> Stored data entries
■ ■ ■

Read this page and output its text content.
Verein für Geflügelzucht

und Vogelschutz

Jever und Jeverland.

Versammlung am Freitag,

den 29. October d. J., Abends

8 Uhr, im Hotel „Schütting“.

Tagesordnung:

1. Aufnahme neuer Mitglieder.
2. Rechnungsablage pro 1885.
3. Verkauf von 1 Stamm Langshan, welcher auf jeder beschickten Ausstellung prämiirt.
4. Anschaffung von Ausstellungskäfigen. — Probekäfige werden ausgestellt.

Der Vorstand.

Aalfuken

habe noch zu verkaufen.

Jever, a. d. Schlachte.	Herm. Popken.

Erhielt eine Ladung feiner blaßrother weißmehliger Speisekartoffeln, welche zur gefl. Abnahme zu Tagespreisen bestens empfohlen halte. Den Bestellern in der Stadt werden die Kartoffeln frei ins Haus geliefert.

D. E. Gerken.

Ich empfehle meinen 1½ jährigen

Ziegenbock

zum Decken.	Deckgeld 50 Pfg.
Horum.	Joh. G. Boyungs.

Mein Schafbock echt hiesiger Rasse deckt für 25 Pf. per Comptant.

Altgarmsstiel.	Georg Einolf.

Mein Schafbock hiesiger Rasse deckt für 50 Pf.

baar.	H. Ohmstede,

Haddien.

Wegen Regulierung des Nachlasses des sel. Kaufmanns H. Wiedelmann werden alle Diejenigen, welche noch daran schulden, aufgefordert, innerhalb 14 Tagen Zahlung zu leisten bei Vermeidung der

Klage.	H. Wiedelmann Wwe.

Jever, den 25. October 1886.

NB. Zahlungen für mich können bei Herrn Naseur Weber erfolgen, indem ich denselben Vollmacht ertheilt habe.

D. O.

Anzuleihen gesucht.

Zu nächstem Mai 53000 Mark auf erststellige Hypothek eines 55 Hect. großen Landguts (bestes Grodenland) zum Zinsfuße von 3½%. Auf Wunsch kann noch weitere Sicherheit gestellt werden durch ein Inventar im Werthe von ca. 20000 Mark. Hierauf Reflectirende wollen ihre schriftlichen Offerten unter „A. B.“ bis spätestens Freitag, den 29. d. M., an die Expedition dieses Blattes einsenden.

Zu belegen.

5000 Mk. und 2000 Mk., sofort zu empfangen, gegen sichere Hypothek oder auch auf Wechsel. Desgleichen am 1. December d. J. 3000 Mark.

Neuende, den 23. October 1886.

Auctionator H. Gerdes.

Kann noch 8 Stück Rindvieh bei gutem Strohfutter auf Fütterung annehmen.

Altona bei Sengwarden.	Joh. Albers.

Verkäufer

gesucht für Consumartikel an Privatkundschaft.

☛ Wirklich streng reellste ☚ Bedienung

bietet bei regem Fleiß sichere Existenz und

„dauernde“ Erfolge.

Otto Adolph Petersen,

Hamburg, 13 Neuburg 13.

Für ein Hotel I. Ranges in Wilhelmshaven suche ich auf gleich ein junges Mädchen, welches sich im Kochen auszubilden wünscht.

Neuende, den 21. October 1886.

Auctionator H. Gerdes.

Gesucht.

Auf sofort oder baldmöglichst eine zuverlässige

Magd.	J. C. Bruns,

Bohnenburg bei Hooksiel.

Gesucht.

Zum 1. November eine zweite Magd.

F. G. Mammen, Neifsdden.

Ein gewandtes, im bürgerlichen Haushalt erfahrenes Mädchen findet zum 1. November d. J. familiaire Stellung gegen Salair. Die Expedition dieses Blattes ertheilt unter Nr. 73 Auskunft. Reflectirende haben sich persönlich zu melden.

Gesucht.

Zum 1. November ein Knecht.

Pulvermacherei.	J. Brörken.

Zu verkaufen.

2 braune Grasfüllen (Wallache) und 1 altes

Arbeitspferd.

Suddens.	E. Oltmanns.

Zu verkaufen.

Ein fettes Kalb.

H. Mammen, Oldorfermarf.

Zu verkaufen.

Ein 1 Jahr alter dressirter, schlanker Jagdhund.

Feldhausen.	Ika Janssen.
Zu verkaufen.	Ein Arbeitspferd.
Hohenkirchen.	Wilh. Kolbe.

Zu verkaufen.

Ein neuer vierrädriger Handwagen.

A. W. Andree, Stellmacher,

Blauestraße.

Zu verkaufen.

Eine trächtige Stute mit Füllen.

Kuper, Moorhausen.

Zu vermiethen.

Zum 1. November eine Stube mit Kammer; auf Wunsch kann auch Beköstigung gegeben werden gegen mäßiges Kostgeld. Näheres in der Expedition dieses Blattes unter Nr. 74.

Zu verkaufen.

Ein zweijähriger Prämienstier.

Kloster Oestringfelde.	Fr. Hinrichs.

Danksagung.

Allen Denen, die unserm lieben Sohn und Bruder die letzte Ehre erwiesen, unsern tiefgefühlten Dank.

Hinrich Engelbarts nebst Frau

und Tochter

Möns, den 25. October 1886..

■ ■ ■

> WRITTEN TASK
Of all the lines above, how many contain the word "auch"? Answer with only the number.

> SOLVED PROBLEM
2